• [Set problem]
Copy all lines holding the word "this" from the entries.

• [Data]
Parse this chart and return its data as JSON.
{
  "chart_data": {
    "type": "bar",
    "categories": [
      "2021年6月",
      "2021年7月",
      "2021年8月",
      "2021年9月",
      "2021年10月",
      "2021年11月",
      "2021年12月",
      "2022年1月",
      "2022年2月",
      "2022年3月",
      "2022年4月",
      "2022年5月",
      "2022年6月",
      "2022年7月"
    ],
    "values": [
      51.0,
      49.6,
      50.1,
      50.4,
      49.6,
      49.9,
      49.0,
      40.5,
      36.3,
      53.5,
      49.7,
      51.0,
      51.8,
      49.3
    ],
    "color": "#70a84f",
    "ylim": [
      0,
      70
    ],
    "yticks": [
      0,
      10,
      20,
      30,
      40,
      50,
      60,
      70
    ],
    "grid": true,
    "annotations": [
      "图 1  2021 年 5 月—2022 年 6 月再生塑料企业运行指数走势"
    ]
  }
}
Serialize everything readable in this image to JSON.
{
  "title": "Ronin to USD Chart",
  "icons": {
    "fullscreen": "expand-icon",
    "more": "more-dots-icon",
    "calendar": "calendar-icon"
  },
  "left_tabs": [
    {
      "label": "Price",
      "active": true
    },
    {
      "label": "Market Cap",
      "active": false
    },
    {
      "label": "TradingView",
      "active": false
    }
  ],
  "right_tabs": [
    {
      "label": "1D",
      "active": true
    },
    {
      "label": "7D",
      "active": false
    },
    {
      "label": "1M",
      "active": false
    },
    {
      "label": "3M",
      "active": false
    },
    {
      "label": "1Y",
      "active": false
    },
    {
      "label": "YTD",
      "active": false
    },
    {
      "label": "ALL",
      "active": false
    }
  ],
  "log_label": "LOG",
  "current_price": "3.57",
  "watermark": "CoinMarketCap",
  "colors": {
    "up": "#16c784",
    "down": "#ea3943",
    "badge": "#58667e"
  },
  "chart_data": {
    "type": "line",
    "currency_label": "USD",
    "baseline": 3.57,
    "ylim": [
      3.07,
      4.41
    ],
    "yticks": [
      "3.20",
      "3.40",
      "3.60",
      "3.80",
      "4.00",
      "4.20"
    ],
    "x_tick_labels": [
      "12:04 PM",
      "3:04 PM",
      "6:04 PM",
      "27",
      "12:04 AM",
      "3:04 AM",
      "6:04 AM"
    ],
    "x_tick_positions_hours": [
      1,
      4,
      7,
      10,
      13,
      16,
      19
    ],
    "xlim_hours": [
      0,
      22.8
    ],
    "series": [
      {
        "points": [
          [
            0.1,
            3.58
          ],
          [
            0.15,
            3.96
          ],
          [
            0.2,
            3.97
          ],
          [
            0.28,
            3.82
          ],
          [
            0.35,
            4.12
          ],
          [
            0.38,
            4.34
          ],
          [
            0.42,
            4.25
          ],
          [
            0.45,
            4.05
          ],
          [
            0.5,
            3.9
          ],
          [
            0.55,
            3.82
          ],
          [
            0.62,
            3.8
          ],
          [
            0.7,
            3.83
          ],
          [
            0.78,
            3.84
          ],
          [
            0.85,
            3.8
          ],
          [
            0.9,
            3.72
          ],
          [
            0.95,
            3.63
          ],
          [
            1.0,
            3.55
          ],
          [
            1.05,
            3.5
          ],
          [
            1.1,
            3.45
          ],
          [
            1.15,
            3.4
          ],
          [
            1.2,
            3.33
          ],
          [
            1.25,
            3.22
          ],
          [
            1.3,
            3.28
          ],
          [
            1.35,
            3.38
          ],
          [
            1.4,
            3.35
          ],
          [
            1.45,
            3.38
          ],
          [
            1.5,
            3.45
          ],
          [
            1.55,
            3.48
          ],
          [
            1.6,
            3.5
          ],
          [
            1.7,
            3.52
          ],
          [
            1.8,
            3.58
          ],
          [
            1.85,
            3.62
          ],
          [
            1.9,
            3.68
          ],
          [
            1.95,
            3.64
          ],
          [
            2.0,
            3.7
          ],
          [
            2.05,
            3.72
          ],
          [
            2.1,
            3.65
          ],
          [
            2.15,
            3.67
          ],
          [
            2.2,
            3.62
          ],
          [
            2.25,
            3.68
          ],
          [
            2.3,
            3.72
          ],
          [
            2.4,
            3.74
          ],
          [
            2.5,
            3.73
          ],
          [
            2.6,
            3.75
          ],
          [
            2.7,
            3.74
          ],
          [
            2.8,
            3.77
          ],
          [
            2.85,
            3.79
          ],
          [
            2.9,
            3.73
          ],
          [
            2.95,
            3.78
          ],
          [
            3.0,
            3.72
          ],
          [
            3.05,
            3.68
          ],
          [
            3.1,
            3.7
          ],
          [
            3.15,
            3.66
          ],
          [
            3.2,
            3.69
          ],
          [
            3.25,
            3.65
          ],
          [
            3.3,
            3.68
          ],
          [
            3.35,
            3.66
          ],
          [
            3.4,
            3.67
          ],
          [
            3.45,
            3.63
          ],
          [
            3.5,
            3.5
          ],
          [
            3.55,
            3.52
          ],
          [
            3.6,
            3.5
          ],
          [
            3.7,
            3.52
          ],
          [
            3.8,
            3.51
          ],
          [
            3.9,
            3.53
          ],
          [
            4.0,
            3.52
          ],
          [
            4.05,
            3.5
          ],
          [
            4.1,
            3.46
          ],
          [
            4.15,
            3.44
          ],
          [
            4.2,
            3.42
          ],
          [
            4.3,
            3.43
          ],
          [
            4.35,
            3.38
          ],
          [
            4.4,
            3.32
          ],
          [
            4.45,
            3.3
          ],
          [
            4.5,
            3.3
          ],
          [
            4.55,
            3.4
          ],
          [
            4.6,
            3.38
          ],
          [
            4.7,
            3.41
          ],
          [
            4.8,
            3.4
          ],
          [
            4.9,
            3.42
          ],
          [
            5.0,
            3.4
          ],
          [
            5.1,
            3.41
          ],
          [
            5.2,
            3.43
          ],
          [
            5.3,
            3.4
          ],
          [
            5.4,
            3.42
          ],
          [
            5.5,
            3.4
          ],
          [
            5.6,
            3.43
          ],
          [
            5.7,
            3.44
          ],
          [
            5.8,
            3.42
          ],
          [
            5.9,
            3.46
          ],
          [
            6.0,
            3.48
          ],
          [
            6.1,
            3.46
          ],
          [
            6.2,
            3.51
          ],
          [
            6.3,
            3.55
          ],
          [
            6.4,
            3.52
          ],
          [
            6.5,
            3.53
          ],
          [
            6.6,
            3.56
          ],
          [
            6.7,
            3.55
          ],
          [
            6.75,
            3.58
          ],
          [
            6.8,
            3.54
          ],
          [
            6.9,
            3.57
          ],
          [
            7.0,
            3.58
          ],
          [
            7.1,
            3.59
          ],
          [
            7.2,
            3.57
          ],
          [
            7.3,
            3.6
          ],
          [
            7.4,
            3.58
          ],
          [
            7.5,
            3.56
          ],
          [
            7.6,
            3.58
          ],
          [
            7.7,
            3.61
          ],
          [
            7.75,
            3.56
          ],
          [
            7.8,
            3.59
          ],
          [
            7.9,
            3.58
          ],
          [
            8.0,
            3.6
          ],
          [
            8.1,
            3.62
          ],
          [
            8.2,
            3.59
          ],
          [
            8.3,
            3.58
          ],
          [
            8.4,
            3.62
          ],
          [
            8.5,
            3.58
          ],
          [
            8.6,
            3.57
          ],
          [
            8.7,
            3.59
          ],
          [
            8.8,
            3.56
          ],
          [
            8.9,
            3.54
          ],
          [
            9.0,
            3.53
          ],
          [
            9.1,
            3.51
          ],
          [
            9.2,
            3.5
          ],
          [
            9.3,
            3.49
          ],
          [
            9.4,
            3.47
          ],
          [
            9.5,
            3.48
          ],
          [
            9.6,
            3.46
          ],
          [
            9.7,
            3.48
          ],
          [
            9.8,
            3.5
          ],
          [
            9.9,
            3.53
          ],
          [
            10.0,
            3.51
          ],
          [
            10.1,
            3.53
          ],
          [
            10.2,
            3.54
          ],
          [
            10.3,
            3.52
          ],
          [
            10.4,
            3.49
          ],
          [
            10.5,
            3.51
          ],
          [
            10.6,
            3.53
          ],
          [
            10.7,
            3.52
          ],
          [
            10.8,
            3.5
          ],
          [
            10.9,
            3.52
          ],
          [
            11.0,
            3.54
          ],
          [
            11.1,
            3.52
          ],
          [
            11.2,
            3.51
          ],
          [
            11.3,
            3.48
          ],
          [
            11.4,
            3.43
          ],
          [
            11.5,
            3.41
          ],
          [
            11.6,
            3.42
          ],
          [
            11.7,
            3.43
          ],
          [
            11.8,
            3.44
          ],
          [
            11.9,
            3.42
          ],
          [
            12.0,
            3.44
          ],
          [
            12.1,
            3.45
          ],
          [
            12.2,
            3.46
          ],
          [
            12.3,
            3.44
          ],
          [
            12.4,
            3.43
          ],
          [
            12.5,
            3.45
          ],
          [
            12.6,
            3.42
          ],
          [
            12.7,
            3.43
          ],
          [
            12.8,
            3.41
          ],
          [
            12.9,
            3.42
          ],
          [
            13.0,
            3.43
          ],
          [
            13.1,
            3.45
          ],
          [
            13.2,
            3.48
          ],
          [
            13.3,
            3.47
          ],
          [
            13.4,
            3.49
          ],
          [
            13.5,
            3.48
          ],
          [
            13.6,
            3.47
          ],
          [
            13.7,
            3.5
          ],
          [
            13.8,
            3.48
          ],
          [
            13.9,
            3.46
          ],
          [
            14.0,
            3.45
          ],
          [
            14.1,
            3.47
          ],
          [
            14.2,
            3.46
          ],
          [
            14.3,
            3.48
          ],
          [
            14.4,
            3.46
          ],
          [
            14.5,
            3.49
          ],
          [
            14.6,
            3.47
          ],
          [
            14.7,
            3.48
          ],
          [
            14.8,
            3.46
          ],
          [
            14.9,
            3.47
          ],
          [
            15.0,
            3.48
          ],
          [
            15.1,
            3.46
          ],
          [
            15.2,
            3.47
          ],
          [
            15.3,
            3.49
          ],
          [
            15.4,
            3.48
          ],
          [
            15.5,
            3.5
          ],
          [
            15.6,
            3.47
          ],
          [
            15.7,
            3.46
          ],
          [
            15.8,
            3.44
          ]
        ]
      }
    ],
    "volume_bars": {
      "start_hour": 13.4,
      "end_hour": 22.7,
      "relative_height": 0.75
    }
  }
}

• [Exercise output]
Parse this chart and return its data as JSON.
Serialize everything readable in this image to JSON.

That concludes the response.